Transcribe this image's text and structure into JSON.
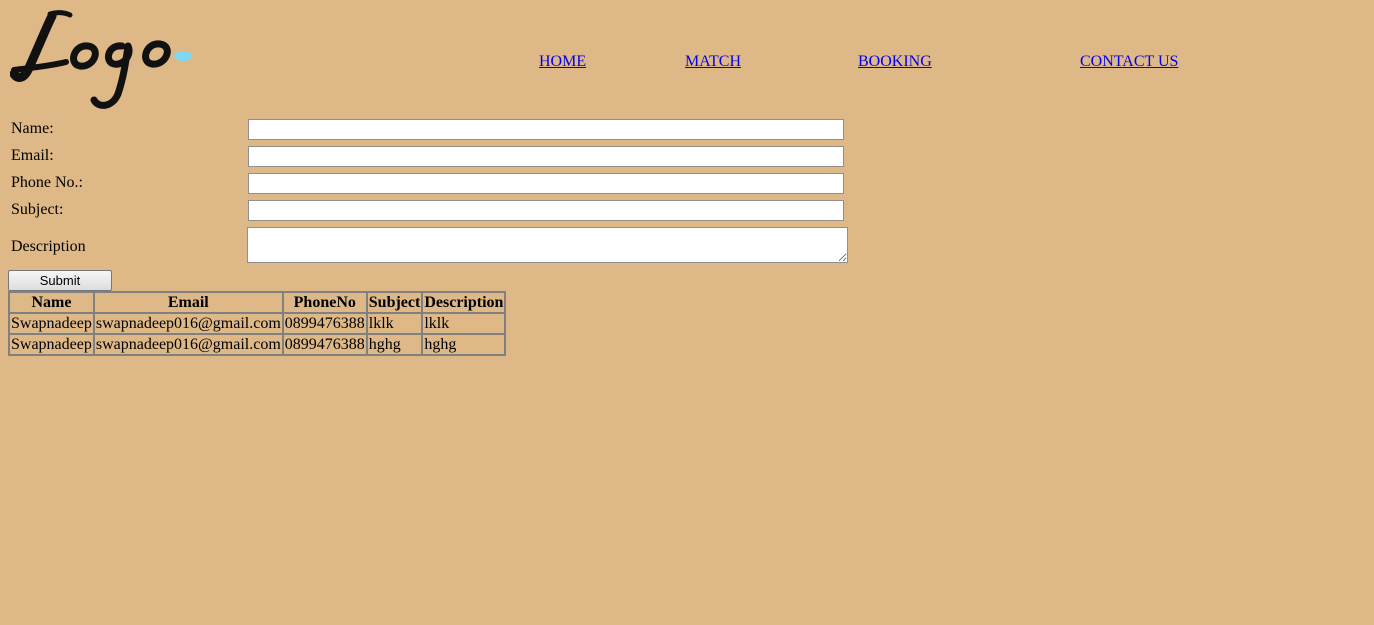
{
  "logo": {
    "text": "Logo",
    "dot_color": "#7fd8f0"
  },
  "nav": {
    "home": "HOME",
    "match": "MATCH",
    "booking": "BOOKING",
    "contact": "CONTACT US"
  },
  "form": {
    "name_label": "Name:",
    "email_label": "Email:",
    "phone_label": "Phone No.:",
    "subject_label": "Subject:",
    "description_label": "Description",
    "name_value": "",
    "email_value": "",
    "phone_value": "",
    "subject_value": "",
    "description_value": "",
    "submit_label": "Submit"
  },
  "table": {
    "headers": [
      "Name",
      "Email",
      "PhoneNo",
      "Subject",
      "Description"
    ],
    "rows": [
      [
        "Swapnadeep",
        "swapnadeep016@gmail.com",
        "0899476388",
        "lklk",
        "lklk"
      ],
      [
        "Swapnadeep",
        "swapnadeep016@gmail.com",
        "0899476388",
        "hghg",
        "hghg"
      ]
    ]
  },
  "colors": {
    "background": "#deb887",
    "link": "#0000ee",
    "logo_ink": "#111111"
  }
}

## EXERCISE REQUIREMENTS
Your task is to repeat the material above exactly, without its pictures.

## TASK RESULT
Transcribe this image's text and structure into JSON.
{
  "logo": {
    "text": "Logo",
    "dot_color": "#7fd8f0"
  },
  "nav": {
    "home": "HOME",
    "match": "MATCH",
    "booking": "BOOKING",
    "contact": "CONTACT US"
  },
  "form": {
    "name_label": "Name:",
    "email_label": "Email:",
    "phone_label": "Phone No.:",
    "subject_label": "Subject:",
    "description_label": "Description",
    "name_value": "",
    "email_value": "",
    "phone_value": "",
    "subject_value": "",
    "description_value": "",
    "submit_label": "Submit"
  },
  "table": {
    "headers": [
      "Name",
      "Email",
      "PhoneNo",
      "Subject",
      "Description"
    ],
    "rows": [
      [
        "Swapnadeep",
        "swapnadeep016@gmail.com",
        "0899476388",
        "lklk",
        "lklk"
      ],
      [
        "Swapnadeep",
        "swapnadeep016@gmail.com",
        "0899476388",
        "hghg",
        "hghg"
      ]
    ]
  },
  "colors": {
    "background": "#deb887",
    "link": "#0000ee",
    "logo_ink": "#111111"
  }
}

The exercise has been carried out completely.